** start of DATA EXTRACT **

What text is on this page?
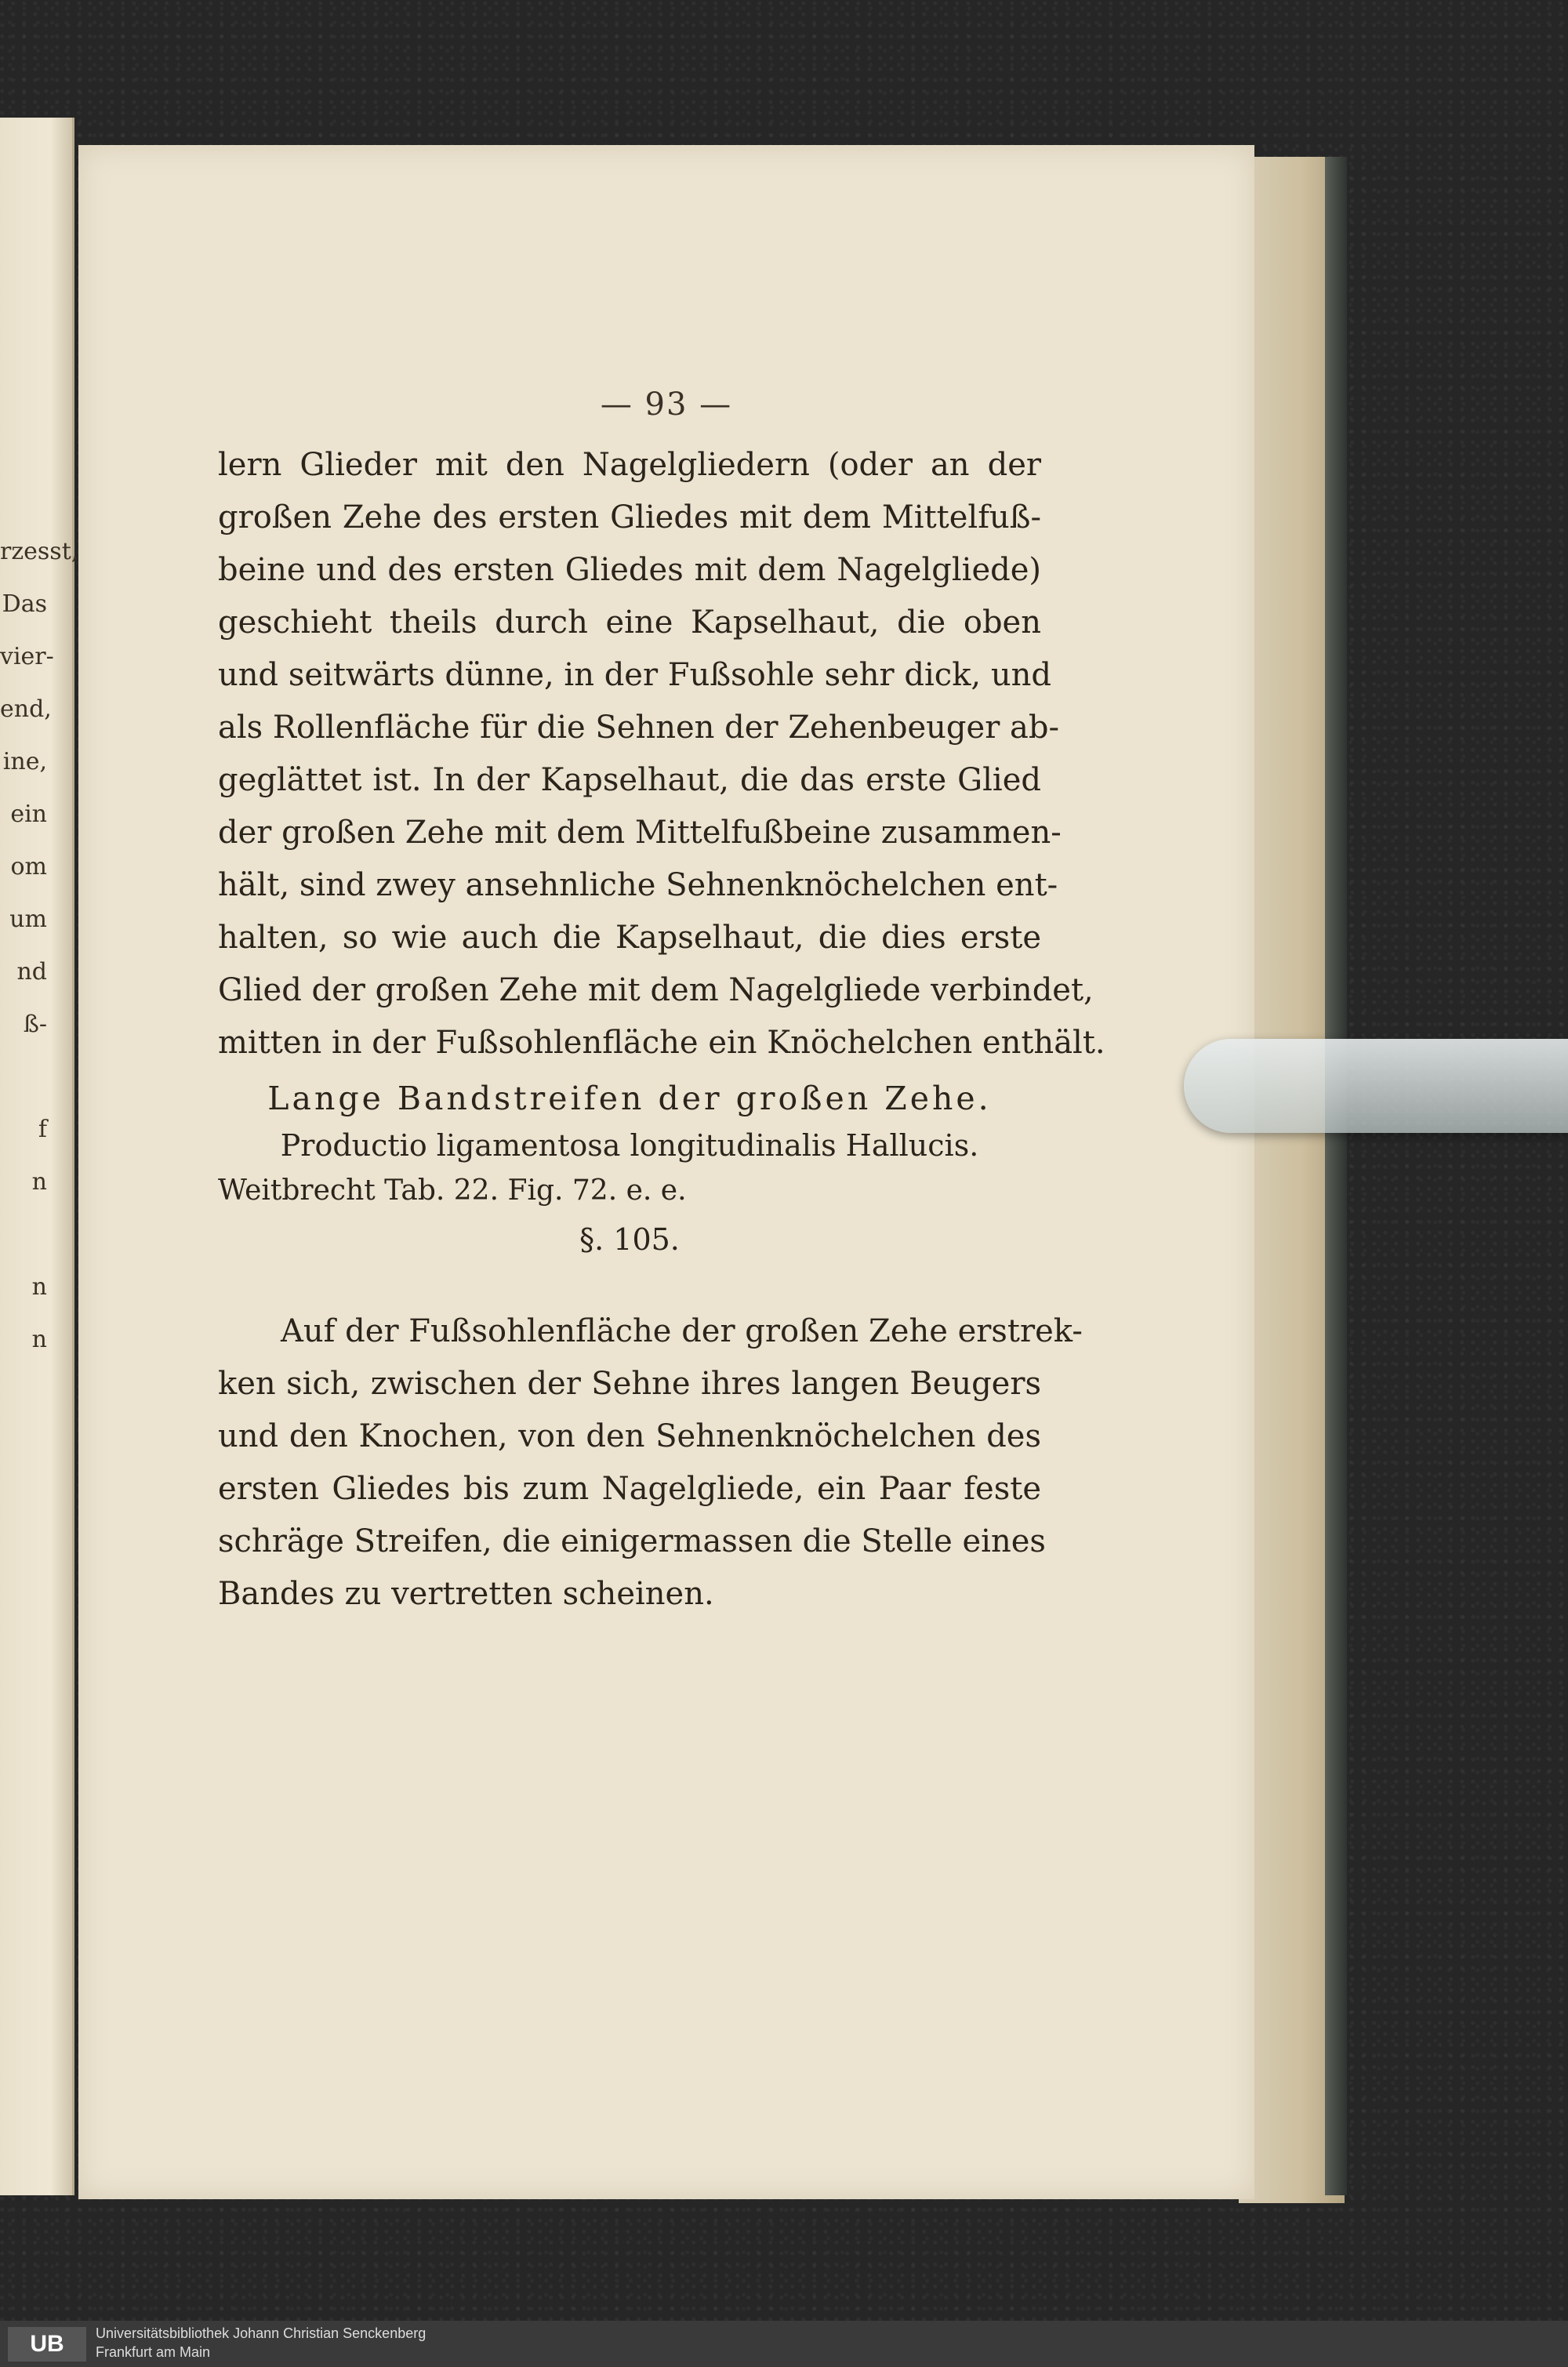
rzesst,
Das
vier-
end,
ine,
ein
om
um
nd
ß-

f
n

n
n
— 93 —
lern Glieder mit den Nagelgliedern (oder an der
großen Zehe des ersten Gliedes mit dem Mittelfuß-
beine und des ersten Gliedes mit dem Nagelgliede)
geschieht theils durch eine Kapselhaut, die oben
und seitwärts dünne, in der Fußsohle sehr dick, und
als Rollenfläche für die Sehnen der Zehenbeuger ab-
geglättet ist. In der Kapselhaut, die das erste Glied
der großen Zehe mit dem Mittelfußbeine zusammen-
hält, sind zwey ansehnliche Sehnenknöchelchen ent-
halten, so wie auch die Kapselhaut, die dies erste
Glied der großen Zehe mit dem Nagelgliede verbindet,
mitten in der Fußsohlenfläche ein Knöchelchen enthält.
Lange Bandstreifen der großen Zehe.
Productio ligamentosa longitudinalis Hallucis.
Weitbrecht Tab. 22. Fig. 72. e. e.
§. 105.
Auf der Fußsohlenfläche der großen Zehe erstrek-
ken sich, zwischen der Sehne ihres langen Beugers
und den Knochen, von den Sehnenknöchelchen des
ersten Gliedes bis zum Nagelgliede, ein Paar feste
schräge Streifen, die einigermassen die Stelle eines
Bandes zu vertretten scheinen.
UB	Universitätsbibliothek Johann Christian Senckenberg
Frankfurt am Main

** end of DATA EXTRACT **

> _WRITTEN INSTRUCTION_
Determine how many lines above contain "Gliedes" as a word or string. Give the number alone.

> _COMPLETE OUTPUT_
3